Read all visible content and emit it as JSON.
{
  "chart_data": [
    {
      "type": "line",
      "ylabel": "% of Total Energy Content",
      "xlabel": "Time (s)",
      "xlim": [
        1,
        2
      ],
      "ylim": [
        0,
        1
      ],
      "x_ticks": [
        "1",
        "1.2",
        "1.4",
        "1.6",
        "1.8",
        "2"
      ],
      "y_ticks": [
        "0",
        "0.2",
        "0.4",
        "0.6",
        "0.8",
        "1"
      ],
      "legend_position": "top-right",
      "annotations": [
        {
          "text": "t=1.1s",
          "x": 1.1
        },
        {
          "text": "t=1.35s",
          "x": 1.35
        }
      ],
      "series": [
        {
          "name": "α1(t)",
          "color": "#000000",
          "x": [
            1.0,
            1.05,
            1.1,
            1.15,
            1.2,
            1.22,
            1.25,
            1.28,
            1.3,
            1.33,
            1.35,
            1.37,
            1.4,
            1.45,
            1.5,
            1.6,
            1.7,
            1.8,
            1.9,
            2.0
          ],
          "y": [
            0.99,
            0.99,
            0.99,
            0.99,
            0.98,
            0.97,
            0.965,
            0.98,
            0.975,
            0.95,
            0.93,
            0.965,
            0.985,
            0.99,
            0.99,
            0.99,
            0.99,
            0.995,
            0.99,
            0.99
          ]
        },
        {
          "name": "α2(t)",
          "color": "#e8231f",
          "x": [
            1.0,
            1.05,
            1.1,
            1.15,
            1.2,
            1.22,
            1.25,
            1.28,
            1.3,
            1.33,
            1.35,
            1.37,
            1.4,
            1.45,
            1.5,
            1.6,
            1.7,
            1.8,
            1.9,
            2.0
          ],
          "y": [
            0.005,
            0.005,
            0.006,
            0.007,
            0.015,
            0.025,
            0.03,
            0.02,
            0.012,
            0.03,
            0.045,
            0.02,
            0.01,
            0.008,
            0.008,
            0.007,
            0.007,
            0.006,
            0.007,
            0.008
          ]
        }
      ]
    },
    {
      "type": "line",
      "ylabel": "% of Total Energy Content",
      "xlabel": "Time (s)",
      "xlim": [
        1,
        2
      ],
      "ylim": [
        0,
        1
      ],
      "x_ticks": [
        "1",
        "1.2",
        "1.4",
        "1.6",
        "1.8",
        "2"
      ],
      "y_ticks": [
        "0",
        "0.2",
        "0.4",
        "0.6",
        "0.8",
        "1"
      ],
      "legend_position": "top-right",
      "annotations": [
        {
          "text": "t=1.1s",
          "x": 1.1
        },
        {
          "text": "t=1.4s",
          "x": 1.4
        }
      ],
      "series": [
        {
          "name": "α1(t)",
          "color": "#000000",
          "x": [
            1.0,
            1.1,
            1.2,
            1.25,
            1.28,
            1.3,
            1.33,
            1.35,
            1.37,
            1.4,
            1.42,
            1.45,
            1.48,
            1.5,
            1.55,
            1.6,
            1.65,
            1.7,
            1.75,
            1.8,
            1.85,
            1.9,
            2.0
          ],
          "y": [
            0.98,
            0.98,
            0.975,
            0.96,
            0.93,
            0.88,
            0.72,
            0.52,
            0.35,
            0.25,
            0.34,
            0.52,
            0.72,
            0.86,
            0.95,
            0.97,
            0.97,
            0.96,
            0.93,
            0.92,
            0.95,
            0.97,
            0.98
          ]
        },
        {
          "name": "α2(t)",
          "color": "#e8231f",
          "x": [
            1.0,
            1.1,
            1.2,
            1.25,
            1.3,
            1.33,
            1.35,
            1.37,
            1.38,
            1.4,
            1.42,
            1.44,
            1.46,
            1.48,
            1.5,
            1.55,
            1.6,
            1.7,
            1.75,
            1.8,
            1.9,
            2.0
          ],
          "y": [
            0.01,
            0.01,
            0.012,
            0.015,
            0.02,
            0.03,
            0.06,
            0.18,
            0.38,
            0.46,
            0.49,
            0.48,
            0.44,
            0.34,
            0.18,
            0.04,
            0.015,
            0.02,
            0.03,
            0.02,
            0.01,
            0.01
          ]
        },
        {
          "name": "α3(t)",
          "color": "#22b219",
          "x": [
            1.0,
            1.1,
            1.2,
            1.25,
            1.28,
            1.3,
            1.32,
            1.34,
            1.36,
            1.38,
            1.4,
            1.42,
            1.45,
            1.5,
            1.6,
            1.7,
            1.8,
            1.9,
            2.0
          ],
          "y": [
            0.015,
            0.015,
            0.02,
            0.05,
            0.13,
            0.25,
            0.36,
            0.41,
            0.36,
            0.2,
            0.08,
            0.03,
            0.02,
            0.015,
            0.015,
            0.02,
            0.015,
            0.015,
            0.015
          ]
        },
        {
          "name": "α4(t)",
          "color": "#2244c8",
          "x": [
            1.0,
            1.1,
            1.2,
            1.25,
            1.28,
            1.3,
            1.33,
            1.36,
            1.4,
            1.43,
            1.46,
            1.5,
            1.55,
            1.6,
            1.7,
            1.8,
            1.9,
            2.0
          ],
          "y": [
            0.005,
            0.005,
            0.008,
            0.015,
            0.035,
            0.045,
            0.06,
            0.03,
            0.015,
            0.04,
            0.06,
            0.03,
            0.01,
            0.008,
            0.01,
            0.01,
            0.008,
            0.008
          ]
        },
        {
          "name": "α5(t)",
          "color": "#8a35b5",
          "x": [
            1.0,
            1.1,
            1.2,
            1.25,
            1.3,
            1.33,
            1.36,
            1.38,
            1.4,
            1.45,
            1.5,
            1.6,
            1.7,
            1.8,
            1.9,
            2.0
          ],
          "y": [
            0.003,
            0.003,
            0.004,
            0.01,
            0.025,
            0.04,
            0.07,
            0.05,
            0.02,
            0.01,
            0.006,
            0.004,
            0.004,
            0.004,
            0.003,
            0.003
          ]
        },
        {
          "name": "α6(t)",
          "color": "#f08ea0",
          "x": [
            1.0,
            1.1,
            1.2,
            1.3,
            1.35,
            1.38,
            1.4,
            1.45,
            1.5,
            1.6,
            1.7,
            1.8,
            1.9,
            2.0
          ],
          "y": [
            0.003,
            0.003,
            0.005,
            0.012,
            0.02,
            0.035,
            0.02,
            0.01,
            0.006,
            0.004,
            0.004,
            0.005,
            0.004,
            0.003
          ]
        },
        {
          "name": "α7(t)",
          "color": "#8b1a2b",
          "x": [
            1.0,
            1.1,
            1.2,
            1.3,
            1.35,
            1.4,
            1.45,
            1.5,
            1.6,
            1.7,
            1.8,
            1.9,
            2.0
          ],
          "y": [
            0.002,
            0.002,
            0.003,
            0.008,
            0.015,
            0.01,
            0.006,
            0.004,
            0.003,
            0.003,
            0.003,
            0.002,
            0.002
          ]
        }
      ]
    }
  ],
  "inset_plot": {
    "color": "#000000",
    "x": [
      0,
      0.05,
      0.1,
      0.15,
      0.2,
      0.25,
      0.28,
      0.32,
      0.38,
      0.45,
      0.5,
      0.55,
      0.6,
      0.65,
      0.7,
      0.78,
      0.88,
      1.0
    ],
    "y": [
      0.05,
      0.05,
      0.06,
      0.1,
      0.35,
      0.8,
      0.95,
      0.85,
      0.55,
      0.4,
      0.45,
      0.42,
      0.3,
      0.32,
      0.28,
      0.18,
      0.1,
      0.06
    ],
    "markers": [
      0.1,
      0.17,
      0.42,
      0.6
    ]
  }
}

────

Stated goal:
Reply with the number of lines in the material above that contain "text", and nothing more.

Written response:
4